## Requirement
Skip the pictures. Copy all the rest of the records down exactly.

## Recorded information
----
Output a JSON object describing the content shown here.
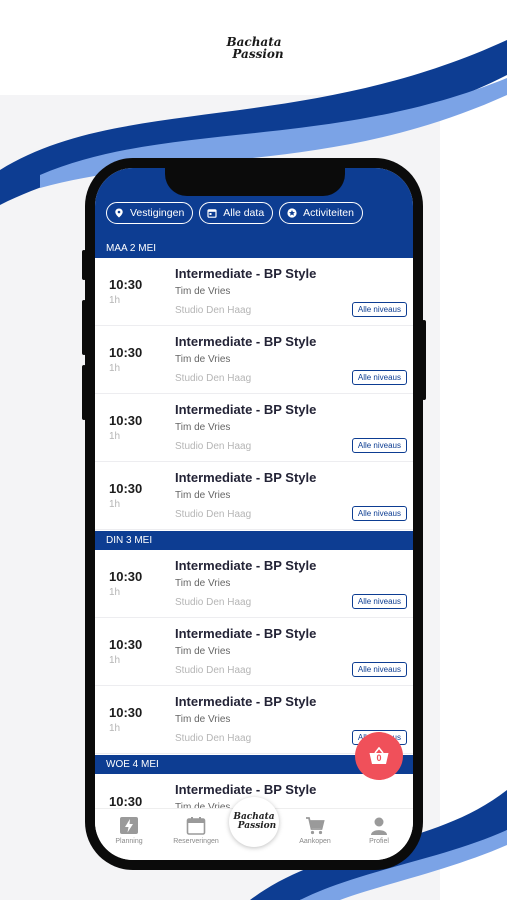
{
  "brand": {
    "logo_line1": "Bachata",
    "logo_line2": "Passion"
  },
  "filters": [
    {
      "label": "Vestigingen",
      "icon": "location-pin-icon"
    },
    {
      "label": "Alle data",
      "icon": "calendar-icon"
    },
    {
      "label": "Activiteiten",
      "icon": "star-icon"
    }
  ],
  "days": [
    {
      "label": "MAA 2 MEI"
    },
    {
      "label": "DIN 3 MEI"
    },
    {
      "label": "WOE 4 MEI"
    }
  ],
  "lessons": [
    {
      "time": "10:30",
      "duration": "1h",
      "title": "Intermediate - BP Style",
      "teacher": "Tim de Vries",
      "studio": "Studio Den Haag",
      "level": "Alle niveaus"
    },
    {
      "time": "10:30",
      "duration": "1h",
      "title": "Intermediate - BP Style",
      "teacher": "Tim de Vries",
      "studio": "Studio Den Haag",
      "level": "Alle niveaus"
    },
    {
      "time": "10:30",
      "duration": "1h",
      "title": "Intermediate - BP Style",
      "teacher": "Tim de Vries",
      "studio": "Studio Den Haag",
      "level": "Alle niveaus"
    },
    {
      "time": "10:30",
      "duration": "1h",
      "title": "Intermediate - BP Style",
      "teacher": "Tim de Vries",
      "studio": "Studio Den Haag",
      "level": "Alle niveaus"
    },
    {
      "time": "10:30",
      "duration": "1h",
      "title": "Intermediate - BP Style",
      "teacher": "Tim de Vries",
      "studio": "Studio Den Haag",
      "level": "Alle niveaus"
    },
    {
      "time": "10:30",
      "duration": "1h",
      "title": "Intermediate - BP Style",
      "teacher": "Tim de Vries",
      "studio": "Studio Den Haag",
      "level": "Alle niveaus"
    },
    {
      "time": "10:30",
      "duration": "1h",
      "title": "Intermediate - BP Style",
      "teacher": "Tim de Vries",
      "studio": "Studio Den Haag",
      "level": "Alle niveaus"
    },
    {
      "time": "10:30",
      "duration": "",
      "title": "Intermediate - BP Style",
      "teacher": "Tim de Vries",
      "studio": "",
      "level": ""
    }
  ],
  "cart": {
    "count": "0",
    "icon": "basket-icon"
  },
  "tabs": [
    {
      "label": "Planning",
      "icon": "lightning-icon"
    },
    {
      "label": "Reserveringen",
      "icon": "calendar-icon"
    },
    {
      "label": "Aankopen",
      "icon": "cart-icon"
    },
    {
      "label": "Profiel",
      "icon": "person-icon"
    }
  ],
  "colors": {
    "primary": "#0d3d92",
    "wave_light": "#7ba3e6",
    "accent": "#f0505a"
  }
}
----
## Completed exercise
Output a JSON object describing the content shown here.
{
  "brand": {
    "logo_line1": "Bachata",
    "logo_line2": "Passion"
  },
  "filters": [
    {
      "label": "Vestigingen",
      "icon": "location-pin-icon"
    },
    {
      "label": "Alle data",
      "icon": "calendar-icon"
    },
    {
      "label": "Activiteiten",
      "icon": "star-icon"
    }
  ],
  "days": [
    {
      "label": "MAA 2 MEI"
    },
    {
      "label": "DIN 3 MEI"
    },
    {
      "label": "WOE 4 MEI"
    }
  ],
  "lessons": [
    {
      "time": "10:30",
      "duration": "1h",
      "title": "Intermediate - BP Style",
      "teacher": "Tim de Vries",
      "studio": "Studio Den Haag",
      "level": "Alle niveaus"
    },
    {
      "time": "10:30",
      "duration": "1h",
      "title": "Intermediate - BP Style",
      "teacher": "Tim de Vries",
      "studio": "Studio Den Haag",
      "level": "Alle niveaus"
    },
    {
      "time": "10:30",
      "duration": "1h",
      "title": "Intermediate - BP Style",
      "teacher": "Tim de Vries",
      "studio": "Studio Den Haag",
      "level": "Alle niveaus"
    },
    {
      "time": "10:30",
      "duration": "1h",
      "title": "Intermediate - BP Style",
      "teacher": "Tim de Vries",
      "studio": "Studio Den Haag",
      "level": "Alle niveaus"
    },
    {
      "time": "10:30",
      "duration": "1h",
      "title": "Intermediate - BP Style",
      "teacher": "Tim de Vries",
      "studio": "Studio Den Haag",
      "level": "Alle niveaus"
    },
    {
      "time": "10:30",
      "duration": "1h",
      "title": "Intermediate - BP Style",
      "teacher": "Tim de Vries",
      "studio": "Studio Den Haag",
      "level": "Alle niveaus"
    },
    {
      "time": "10:30",
      "duration": "1h",
      "title": "Intermediate - BP Style",
      "teacher": "Tim de Vries",
      "studio": "Studio Den Haag",
      "level": "Alle niveaus"
    },
    {
      "time": "10:30",
      "duration": "",
      "title": "Intermediate - BP Style",
      "teacher": "Tim de Vries",
      "studio": "",
      "level": ""
    }
  ],
  "cart": {
    "count": "0",
    "icon": "basket-icon"
  },
  "tabs": [
    {
      "label": "Planning",
      "icon": "lightning-icon"
    },
    {
      "label": "Reserveringen",
      "icon": "calendar-icon"
    },
    {
      "label": "Aankopen",
      "icon": "cart-icon"
    },
    {
      "label": "Profiel",
      "icon": "person-icon"
    }
  ],
  "colors": {
    "primary": "#0d3d92",
    "wave_light": "#7ba3e6",
    "accent": "#f0505a"
  }
}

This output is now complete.